— START DATASET CONTENT —

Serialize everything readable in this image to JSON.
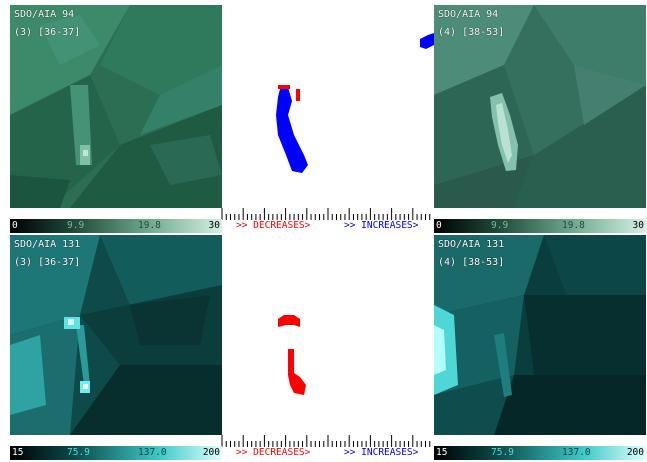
{
  "colors": {
    "aia94_dark": "#1e4a38",
    "aia94_light": "#c9eadb",
    "aia131_dark": "#062a2a",
    "aia131_light": "#c8ffff",
    "decrease": "#ff0000",
    "increase": "#0000ff"
  },
  "top_row": {
    "left": {
      "instrument": "SDO/AIA 94",
      "frame": "(3) [36-37]"
    },
    "right": {
      "instrument": "SDO/AIA 94",
      "frame": "(4) [38-53]"
    },
    "colorbar": {
      "min": "0",
      "mid1": "9.9",
      "mid2": "19.8",
      "max": "30"
    },
    "legend": {
      "decreases": ">> DECREASES>",
      "increases": ">> INCREASES>"
    }
  },
  "bottom_row": {
    "left": {
      "instrument": "SDO/AIA 131",
      "frame": "(3) [36-37]"
    },
    "right": {
      "instrument": "SDO/AIA 131",
      "frame": "(4) [38-53]"
    },
    "colorbar": {
      "min": "15",
      "mid1": "75.9",
      "mid2": "137.0",
      "max": "200"
    },
    "legend": {
      "decreases": ">> DECREASES>",
      "increases": ">> INCREASES>"
    }
  }
}
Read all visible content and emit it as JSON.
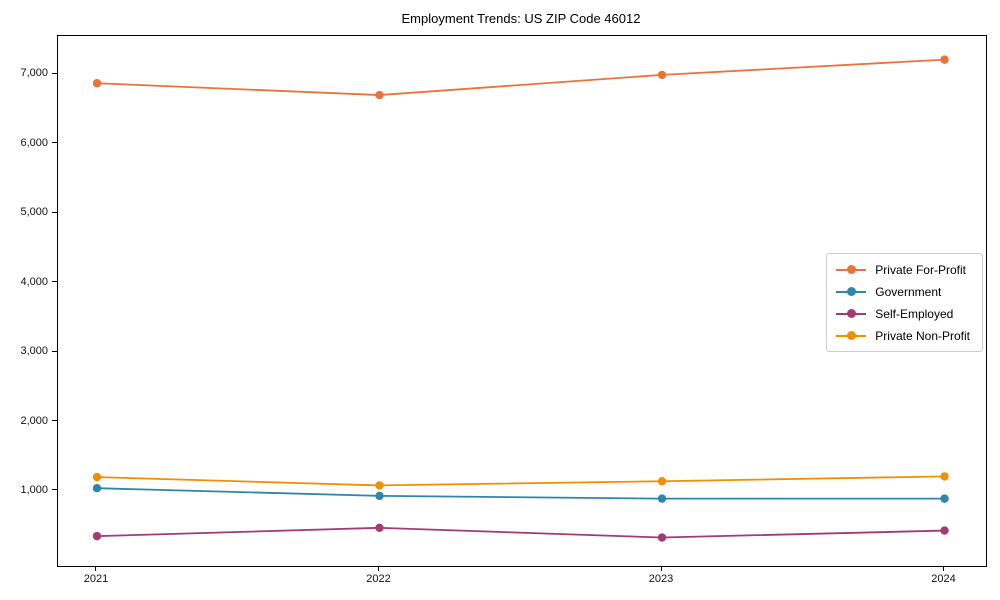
{
  "title": "Employment Trends: US ZIP Code 46012",
  "chart_data": {
    "type": "line",
    "x": [
      "2021",
      "2022",
      "2023",
      "2024"
    ],
    "series": [
      {
        "name": "Private For-Profit",
        "color": "#E8743B",
        "values": [
          6870,
          6700,
          6990,
          7210
        ]
      },
      {
        "name": "Government",
        "color": "#2E86AB",
        "values": [
          1040,
          930,
          890,
          890
        ]
      },
      {
        "name": "Self-Employed",
        "color": "#A23B72",
        "values": [
          350,
          470,
          330,
          430
        ]
      },
      {
        "name": "Private Non-Profit",
        "color": "#F18F01",
        "values": [
          1200,
          1080,
          1140,
          1210
        ]
      }
    ],
    "yticks": [
      1000,
      2000,
      3000,
      4000,
      5000,
      6000,
      7000
    ],
    "ytick_labels": [
      "1,000",
      "2,000",
      "3,000",
      "4,000",
      "5,000",
      "6,000",
      "7,000"
    ],
    "ylim": [
      -80,
      7550
    ],
    "xlabel": "",
    "ylabel": "",
    "grid": false,
    "marker": "circle",
    "legend_position": "right"
  }
}
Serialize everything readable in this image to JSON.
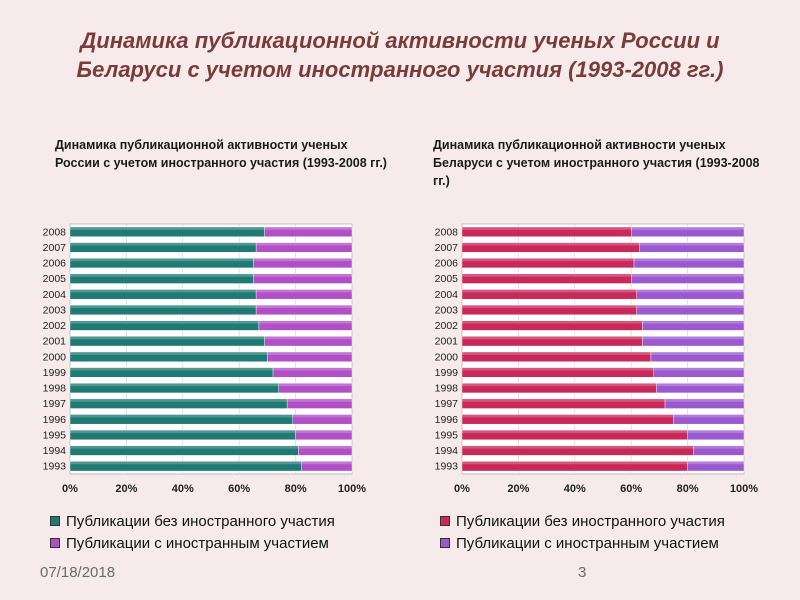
{
  "slide": {
    "title": "Динамика публикационной активности ученых России и Беларуси с учетом иностранного участия (1993-2008 гг.)",
    "date": "07/18/2018",
    "page_number": "3"
  },
  "chart_data": [
    {
      "id": "russia",
      "type": "bar",
      "orientation": "horizontal",
      "stacked": "percent",
      "title": "Динамика публикационной активности ученых России с учетом иностранного участия (1993-2008 гг.)",
      "categories": [
        "1993",
        "1994",
        "1995",
        "1996",
        "1997",
        "1998",
        "1999",
        "2000",
        "2001",
        "2002",
        "2003",
        "2004",
        "2005",
        "2006",
        "2007",
        "2008"
      ],
      "series": [
        {
          "name": "Публикации без иностранного участия",
          "color": "#1f7a74",
          "values": [
            82,
            81,
            80,
            79,
            77,
            74,
            72,
            70,
            69,
            67,
            66,
            66,
            65,
            65,
            66,
            69
          ]
        },
        {
          "name": "Публикации с иностранным участием",
          "color": "#b14fc6",
          "values": [
            18,
            19,
            20,
            21,
            23,
            26,
            28,
            30,
            31,
            33,
            34,
            34,
            35,
            35,
            34,
            31
          ]
        }
      ],
      "xticks": [
        "0%",
        "20%",
        "40%",
        "60%",
        "80%",
        "100%"
      ],
      "xlim": [
        0,
        100
      ],
      "legend": "bottom"
    },
    {
      "id": "belarus",
      "type": "bar",
      "orientation": "horizontal",
      "stacked": "percent",
      "title": "Динамика публикационной активности ученых Беларуси с учетом иностранного участия (1993-2008 гг.)",
      "categories": [
        "1993",
        "1994",
        "1995",
        "1996",
        "1997",
        "1998",
        "1999",
        "2000",
        "2001",
        "2002",
        "2003",
        "2004",
        "2005",
        "2006",
        "2007",
        "2008"
      ],
      "series": [
        {
          "name": "Публикации без иностранного участия",
          "color": "#c8285a",
          "values": [
            80,
            82,
            80,
            75,
            72,
            69,
            68,
            67,
            64,
            64,
            62,
            62,
            60,
            61,
            63,
            60
          ]
        },
        {
          "name": "Публикации с иностранным участием",
          "color": "#9b59d0",
          "values": [
            20,
            18,
            20,
            25,
            28,
            31,
            32,
            33,
            36,
            36,
            38,
            38,
            40,
            39,
            37,
            40
          ]
        }
      ],
      "xticks": [
        "0%",
        "20%",
        "40%",
        "60%",
        "80%",
        "100%"
      ],
      "xlim": [
        0,
        100
      ],
      "legend": "bottom"
    }
  ]
}
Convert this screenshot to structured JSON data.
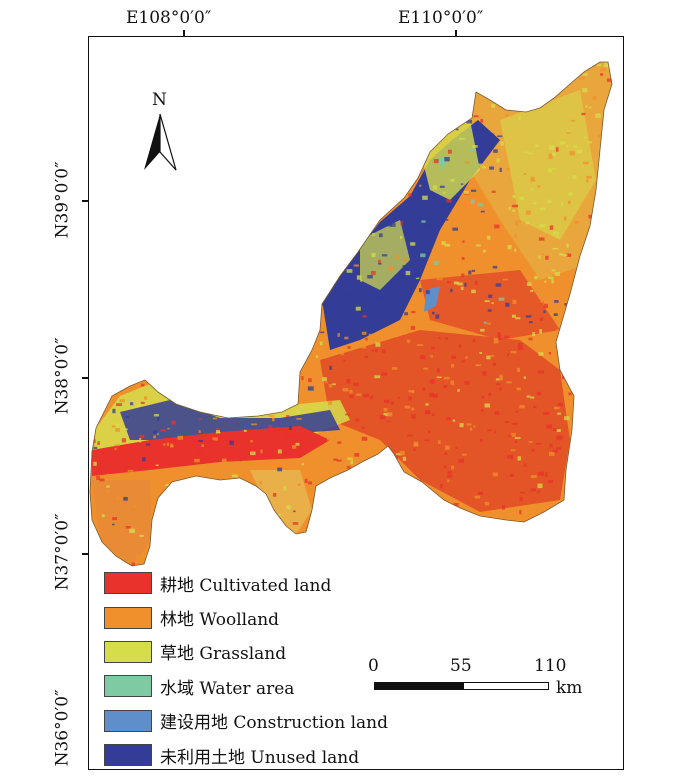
{
  "graticule": {
    "lon_labels": [
      "E108°0′0″",
      "E110°0′0″"
    ],
    "lat_labels": [
      "N39°0′0″",
      "N38°0′0″",
      "N37°0′0″",
      "N36°0′0″"
    ]
  },
  "north_arrow": {
    "label": "N"
  },
  "legend": [
    {
      "label": "耕地 Cultivated land",
      "color": "#e8322b"
    },
    {
      "label": "林地 Woolland",
      "color": "#f0902c"
    },
    {
      "label": "草地 Grassland",
      "color": "#d6dd4b"
    },
    {
      "label": "水域 Water area",
      "color": "#7ecaa2"
    },
    {
      "label": "建设用地 Construction land",
      "color": "#5f8fcb"
    },
    {
      "label": "未利用土地 Unused land",
      "color": "#333c96"
    }
  ],
  "scale_bar": {
    "ticks": [
      "0",
      "55",
      "110"
    ],
    "unit": "km"
  }
}
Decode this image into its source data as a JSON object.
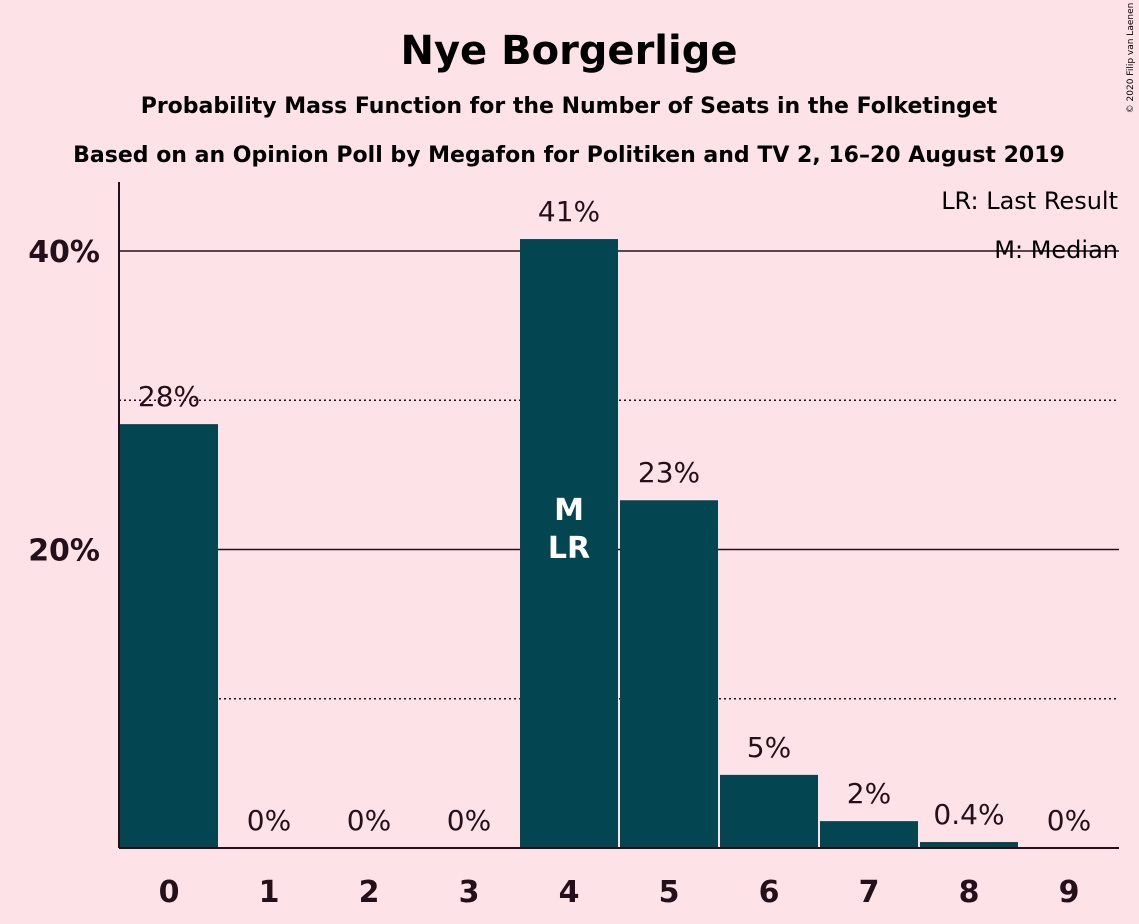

— END DATASET CONTENT —

• _GIVEN PROBLEM_: From the listing above, collect every line that mentions the word "публикационной".

• _ANSWER TO THE TASK_:
    "title": "Динамика публикационной активности ученых России и Беларуси с учетом иностранного участия (1993-2008 гг.)",
      "title": "Динамика публикационной активности ученых России с учетом иностранного участия (1993-2008 гг.)",
      "title": "Динамика публикационной активности ученых Беларуси с учетом иностранного участия (1993-2008 гг.)",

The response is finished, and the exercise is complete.